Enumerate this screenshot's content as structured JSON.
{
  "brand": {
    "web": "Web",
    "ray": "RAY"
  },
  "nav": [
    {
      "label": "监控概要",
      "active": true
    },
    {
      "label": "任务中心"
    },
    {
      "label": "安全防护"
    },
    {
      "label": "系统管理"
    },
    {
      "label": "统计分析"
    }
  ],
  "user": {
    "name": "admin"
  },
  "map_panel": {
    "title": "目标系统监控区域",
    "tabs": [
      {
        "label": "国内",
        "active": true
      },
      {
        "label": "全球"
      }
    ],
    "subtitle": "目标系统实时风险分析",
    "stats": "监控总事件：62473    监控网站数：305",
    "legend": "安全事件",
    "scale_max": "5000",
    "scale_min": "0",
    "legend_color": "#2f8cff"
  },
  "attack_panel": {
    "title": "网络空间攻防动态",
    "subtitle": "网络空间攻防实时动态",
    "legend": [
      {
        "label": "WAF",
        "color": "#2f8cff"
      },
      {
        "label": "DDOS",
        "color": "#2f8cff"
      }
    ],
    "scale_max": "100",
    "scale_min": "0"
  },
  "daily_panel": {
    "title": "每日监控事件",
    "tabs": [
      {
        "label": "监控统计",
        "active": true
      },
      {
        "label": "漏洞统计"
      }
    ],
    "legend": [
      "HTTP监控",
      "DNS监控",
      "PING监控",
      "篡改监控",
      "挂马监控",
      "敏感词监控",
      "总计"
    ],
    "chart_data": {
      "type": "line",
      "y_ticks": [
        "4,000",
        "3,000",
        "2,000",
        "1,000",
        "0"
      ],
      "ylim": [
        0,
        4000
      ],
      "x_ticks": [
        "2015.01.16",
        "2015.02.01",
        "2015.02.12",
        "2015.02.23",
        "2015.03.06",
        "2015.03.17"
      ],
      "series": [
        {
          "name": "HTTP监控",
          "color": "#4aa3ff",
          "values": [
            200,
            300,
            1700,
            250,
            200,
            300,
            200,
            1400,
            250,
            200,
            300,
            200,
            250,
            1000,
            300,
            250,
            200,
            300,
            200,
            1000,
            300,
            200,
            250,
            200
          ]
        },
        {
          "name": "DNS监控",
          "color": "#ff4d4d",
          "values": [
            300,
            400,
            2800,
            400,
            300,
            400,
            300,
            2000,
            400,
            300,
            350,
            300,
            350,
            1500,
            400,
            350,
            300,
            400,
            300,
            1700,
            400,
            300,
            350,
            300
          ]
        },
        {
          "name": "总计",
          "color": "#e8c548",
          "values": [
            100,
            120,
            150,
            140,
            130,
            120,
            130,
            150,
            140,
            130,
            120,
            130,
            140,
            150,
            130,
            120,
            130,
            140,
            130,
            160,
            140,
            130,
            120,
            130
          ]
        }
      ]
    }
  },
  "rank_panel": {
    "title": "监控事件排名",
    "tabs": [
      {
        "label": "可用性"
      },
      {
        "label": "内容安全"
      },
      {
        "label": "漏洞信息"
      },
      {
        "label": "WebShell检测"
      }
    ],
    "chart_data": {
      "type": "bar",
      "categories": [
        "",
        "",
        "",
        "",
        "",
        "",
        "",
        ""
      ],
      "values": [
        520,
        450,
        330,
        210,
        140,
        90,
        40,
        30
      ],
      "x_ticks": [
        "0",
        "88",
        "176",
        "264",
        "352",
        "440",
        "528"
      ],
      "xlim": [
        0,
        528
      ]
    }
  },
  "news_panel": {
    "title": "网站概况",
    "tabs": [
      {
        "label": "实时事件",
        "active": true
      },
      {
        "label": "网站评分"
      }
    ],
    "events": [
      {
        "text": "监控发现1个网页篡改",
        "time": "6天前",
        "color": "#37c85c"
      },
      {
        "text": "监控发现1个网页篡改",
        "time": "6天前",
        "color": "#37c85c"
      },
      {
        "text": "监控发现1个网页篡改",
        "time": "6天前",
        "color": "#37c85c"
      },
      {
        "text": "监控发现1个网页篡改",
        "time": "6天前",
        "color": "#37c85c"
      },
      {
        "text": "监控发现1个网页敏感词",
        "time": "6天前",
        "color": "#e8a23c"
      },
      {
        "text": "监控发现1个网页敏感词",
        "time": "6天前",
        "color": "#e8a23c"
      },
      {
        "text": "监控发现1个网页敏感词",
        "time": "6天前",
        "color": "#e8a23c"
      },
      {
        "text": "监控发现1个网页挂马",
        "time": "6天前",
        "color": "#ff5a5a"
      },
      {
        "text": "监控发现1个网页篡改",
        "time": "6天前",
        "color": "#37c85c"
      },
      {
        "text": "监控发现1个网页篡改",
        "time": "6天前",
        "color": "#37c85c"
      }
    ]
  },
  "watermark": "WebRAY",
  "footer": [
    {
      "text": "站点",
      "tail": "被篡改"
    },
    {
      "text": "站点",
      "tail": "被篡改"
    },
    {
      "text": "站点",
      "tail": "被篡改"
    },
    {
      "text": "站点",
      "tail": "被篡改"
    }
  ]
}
* * *
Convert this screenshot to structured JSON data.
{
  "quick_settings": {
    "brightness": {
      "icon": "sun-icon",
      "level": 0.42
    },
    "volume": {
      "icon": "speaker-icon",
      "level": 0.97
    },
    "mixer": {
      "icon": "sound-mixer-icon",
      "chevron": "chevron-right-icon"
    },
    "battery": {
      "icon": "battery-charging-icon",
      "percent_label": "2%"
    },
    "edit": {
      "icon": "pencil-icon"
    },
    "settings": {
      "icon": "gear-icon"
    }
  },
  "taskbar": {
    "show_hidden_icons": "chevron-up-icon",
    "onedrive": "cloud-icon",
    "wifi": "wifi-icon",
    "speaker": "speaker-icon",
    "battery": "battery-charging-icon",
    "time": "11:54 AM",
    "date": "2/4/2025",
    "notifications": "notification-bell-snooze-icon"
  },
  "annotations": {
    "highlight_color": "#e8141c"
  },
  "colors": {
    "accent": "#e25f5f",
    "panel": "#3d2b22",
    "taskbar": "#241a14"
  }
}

Given instruction: Copy every line above in which the string "speaker" shows up.

Correct output:
      "icon": "speaker-icon",
    "speaker": "speaker-icon",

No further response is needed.